===== Provided entries =====
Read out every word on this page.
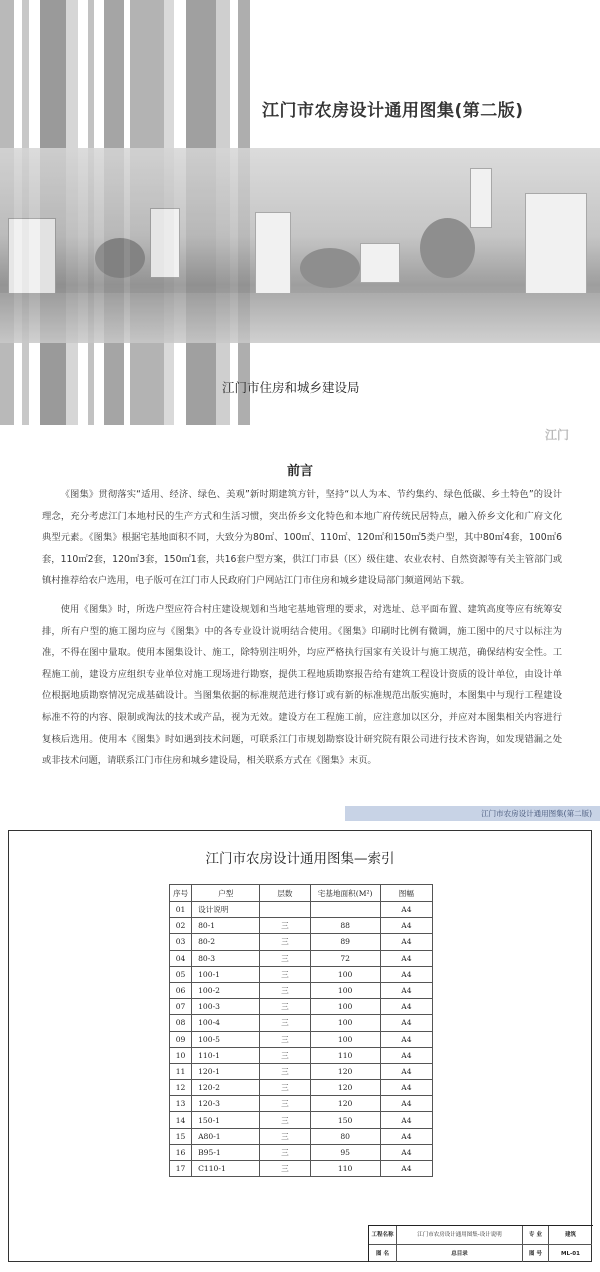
江门市农房设计通用图集(第二版)
江门市住房和城乡建设局
江门
前言

《图集》贯彻落实“适用、经济、绿色、美观”新时期建筑方针，坚持“以人为本、节约集约、绿色低碳、乡土特色”的设计理念，充分考虑江门本地村民的生产方式和生活习惯，突出侨乡文化特色和本地广府传统民居特点，融入侨乡文化和广府文化典型元素。《图集》根据宅基地面积不同，大致分为80㎡、100㎡、110㎡、120㎡和150㎡5类户型，其中80㎡4套，100㎡6套，110㎡2套，120㎡3套，150㎡1套，共16套户型方案，供江门市县（区）级住建、农业农村、自然资源等有关主管部门或镇村推荐给农户选用，电子版可在江门市人民政府门户网站江门市住房和城乡建设局部门频道网站下载。

使用《图集》时，所选户型应符合村庄建设规划和当地宅基地管理的要求，对选址、总平面布置、建筑高度等应有统筹安排，所有户型的施工图均应与《图集》中的各专业设计说明结合使用。《图集》印刷时比例有微调，施工图中的尺寸以标注为准，不得在图中量取。使用本图集设计、施工，除特别注明外，均应严格执行国家有关设计与施工规范，确保结构安全性。工程施工前，建设方应组织专业单位对施工现场进行勘察，提供工程地质勘察报告给有建筑工程设计资质的设计单位，由设计单位根据地质勘察情况完成基础设计。当图集依据的标准规范进行修订或有新的标准规范出版实施时，本图集中与现行工程建设标准不符的内容、限制或淘汰的技术或产品，视为无效。建设方在工程施工前，应注意加以区分，并应对本图集相关内容进行复核后选用。使用本《图集》时如遇到技术问题，可联系江门市规划勘察设计研究院有限公司进行技术咨询，如发现错漏之处或非技术问题，请联系江门市住房和城乡建设局，相关联系方式在《图集》末页。

江门市农房设计通用图集(第二版)
江门市农房设计通用图集—索引
序号	户型	层数	宅基地面积(M²)	图幅
01	设计说明			A4
02	80-1	三	88	A4
03	80-2	三	89	A4
04	80-3	三	72	A4
05	100-1	三	100	A4
06	100-2	三	100	A4
07	100-3	三	100	A4
08	100-4	三	100	A4
09	100-5	三	100	A4
10	110-1	三	110	A4
11	120-1	三	120	A4
12	120-2	三	120	A4
13	120-3	三	120	A4
14	150-1	三	150	A4
15	A80-1	三	80	A4
16	B95-1	三	95	A4
17	C110-1	三	110	A4
工程名称	江门市农房设计通用图集-设计说明	专 业	建筑
图 名	总目录	图 号	ML-01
=====
* Stated goal:
Quote the material exactly. Pictures stay out.

* Exercise output:
Read out every word on this page.
江门市农房设计通用图集(第二版)
江门市住房和城乡建设局
江门
前言

《图集》贯彻落实“适用、经济、绿色、美观”新时期建筑方针，坚持“以人为本、节约集约、绿色低碳、乡土特色”的设计理念，充分考虑江门本地村民的生产方式和生活习惯，突出侨乡文化特色和本地广府传统民居特点，融入侨乡文化和广府文化典型元素。《图集》根据宅基地面积不同，大致分为80㎡、100㎡、110㎡、120㎡和150㎡5类户型，其中80㎡4套，100㎡6套，110㎡2套，120㎡3套，150㎡1套，共16套户型方案，供江门市县（区）级住建、农业农村、自然资源等有关主管部门或镇村推荐给农户选用，电子版可在江门市人民政府门户网站江门市住房和城乡建设局部门频道网站下载。

使用《图集》时，所选户型应符合村庄建设规划和当地宅基地管理的要求，对选址、总平面布置、建筑高度等应有统筹安排，所有户型的施工图均应与《图集》中的各专业设计说明结合使用。《图集》印刷时比例有微调，施工图中的尺寸以标注为准，不得在图中量取。使用本图集设计、施工，除特别注明外，均应严格执行国家有关设计与施工规范，确保结构安全性。工程施工前，建设方应组织专业单位对施工现场进行勘察，提供工程地质勘察报告给有建筑工程设计资质的设计单位，由设计单位根据地质勘察情况完成基础设计。当图集依据的标准规范进行修订或有新的标准规范出版实施时，本图集中与现行工程建设标准不符的内容、限制或淘汰的技术或产品，视为无效。建设方在工程施工前，应注意加以区分，并应对本图集相关内容进行复核后选用。使用本《图集》时如遇到技术问题，可联系江门市规划勘察设计研究院有限公司进行技术咨询，如发现错漏之处或非技术问题，请联系江门市住房和城乡建设局，相关联系方式在《图集》末页。

江门市农房设计通用图集(第二版)
江门市农房设计通用图集—索引
序号	户型	层数	宅基地面积(M²)	图幅
01	设计说明			A4
02	80-1	三	88	A4
03	80-2	三	89	A4
04	80-3	三	72	A4
05	100-1	三	100	A4
06	100-2	三	100	A4
07	100-3	三	100	A4
08	100-4	三	100	A4
09	100-5	三	100	A4
10	110-1	三	110	A4
11	120-1	三	120	A4
12	120-2	三	120	A4
13	120-3	三	120	A4
14	150-1	三	150	A4
15	A80-1	三	80	A4
16	B95-1	三	95	A4
17	C110-1	三	110	A4
工程名称	江门市农房设计通用图集-设计说明	专 业	建筑
图 名	总目录	图 号	ML-01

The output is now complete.